Would you extract the whole listing below and retype it exactly?

# Dataset items
__________________________________________________
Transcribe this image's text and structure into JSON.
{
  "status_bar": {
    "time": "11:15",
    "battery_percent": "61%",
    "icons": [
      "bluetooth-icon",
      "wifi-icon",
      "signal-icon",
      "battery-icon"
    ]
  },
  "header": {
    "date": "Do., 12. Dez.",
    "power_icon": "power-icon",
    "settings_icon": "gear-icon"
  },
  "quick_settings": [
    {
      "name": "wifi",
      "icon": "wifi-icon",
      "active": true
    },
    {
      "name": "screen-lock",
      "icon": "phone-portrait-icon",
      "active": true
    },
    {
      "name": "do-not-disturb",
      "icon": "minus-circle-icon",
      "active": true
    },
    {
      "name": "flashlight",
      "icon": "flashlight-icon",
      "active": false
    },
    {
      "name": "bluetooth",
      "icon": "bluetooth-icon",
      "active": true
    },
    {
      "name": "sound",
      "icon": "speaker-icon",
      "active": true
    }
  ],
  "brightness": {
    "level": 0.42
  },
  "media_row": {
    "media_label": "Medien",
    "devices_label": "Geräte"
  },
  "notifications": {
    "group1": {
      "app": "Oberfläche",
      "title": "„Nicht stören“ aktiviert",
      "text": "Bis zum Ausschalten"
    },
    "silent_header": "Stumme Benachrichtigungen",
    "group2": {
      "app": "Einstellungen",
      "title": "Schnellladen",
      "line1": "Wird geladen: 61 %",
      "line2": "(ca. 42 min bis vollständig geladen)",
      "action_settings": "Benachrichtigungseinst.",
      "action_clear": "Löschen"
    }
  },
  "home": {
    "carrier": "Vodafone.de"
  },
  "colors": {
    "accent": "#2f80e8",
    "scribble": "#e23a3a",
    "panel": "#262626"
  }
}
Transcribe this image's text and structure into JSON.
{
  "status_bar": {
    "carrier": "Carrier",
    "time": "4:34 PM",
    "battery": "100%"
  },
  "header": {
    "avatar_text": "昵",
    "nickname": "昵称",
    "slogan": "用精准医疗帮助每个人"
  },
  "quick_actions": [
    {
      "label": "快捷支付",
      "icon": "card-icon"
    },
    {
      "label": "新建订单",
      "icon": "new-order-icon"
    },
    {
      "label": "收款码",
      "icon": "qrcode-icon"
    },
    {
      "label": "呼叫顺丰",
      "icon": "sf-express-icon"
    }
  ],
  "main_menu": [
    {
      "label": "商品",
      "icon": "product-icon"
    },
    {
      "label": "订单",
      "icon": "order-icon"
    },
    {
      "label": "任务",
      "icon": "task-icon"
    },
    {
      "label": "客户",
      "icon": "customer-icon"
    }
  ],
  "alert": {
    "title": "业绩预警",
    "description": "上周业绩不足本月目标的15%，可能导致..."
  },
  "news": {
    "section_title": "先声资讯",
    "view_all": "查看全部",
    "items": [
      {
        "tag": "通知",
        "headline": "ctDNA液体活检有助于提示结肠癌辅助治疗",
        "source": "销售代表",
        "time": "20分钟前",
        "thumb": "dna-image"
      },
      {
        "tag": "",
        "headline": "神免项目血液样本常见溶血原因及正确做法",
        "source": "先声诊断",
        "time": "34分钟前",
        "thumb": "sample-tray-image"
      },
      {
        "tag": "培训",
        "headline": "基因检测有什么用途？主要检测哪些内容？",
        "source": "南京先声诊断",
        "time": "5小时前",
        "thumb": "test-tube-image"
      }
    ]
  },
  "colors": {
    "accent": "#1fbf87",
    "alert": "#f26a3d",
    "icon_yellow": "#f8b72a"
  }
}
__________________________________________________
# Final result
Transcribe this image's text and structure into JSON.
{
  "status_bar": {
    "time": "11:15",
    "battery_percent": "61%",
    "icons": [
      "bluetooth-icon",
      "wifi-icon",
      "signal-icon",
      "battery-icon"
    ]
  },
  "header": {
    "date": "Do., 12. Dez.",
    "power_icon": "power-icon",
    "settings_icon": "gear-icon"
  },
  "quick_settings": [
    {
      "name": "wifi",
      "icon": "wifi-icon",
      "active": true
    },
    {
      "name": "screen-lock",
      "icon": "phone-portrait-icon",
      "active": true
    },
    {
      "name": "do-not-disturb",
      "icon": "minus-circle-icon",
      "active": true
    },
    {
      "name": "flashlight",
      "icon": "flashlight-icon",
      "active": false
    },
    {
      "name": "bluetooth",
      "icon": "bluetooth-icon",
      "active": true
    },
    {
      "name": "sound",
      "icon": "speaker-icon",
      "active": true
    }
  ],
  "brightness": {
    "level": 0.42
  },
  "media_row": {
    "media_label": "Medien",
    "devices_label": "Geräte"
  },
  "notifications": {
    "group1": {
      "app": "Oberfläche",
      "title": "„Nicht stören“ aktiviert",
      "text": "Bis zum Ausschalten"
    },
    "silent_header": "Stumme Benachrichtigungen",
    "group2": {
      "app": "Einstellungen",
      "title": "Schnellladen",
      "line1": "Wird geladen: 61 %",
      "line2": "(ca. 42 min bis vollständig geladen)",
      "action_settings": "Benachrichtigungseinst.",
      "action_clear": "Löschen"
    }
  },
  "home": {
    "carrier": "Vodafone.de"
  },
  "colors": {
    "accent": "#2f80e8",
    "scribble": "#e23a3a",
    "panel": "#262626"
  }
}
Transcribe this image's text and structure into JSON.
{
  "status_bar": {
    "carrier": "Carrier",
    "time": "4:34 PM",
    "battery": "100%"
  },
  "header": {
    "avatar_text": "昵",
    "nickname": "昵称",
    "slogan": "用精准医疗帮助每个人"
  },
  "quick_actions": [
    {
      "label": "快捷支付",
      "icon": "card-icon"
    },
    {
      "label": "新建订单",
      "icon": "new-order-icon"
    },
    {
      "label": "收款码",
      "icon": "qrcode-icon"
    },
    {
      "label": "呼叫顺丰",
      "icon": "sf-express-icon"
    }
  ],
  "main_menu": [
    {
      "label": "商品",
      "icon": "product-icon"
    },
    {
      "label": "订单",
      "icon": "order-icon"
    },
    {
      "label": "任务",
      "icon": "task-icon"
    },
    {
      "label": "客户",
      "icon": "customer-icon"
    }
  ],
  "alert": {
    "title": "业绩预警",
    "description": "上周业绩不足本月目标的15%，可能导致..."
  },
  "news": {
    "section_title": "先声资讯",
    "view_all": "查看全部",
    "items": [
      {
        "tag": "通知",
        "headline": "ctDNA液体活检有助于提示结肠癌辅助治疗",
        "source": "销售代表",
        "time": "20分钟前",
        "thumb": "dna-image"
      },
      {
        "tag": "",
        "headline": "神免项目血液样本常见溶血原因及正确做法",
        "source": "先声诊断",
        "time": "34分钟前",
        "thumb": "sample-tray-image"
      },
      {
        "tag": "培训",
        "headline": "基因检测有什么用途？主要检测哪些内容？",
        "source": "南京先声诊断",
        "time": "5小时前",
        "thumb": "test-tube-image"
      }
    ]
  },
  "colors": {
    "accent": "#1fbf87",
    "alert": "#f26a3d",
    "icon_yellow": "#f8b72a"
  }
}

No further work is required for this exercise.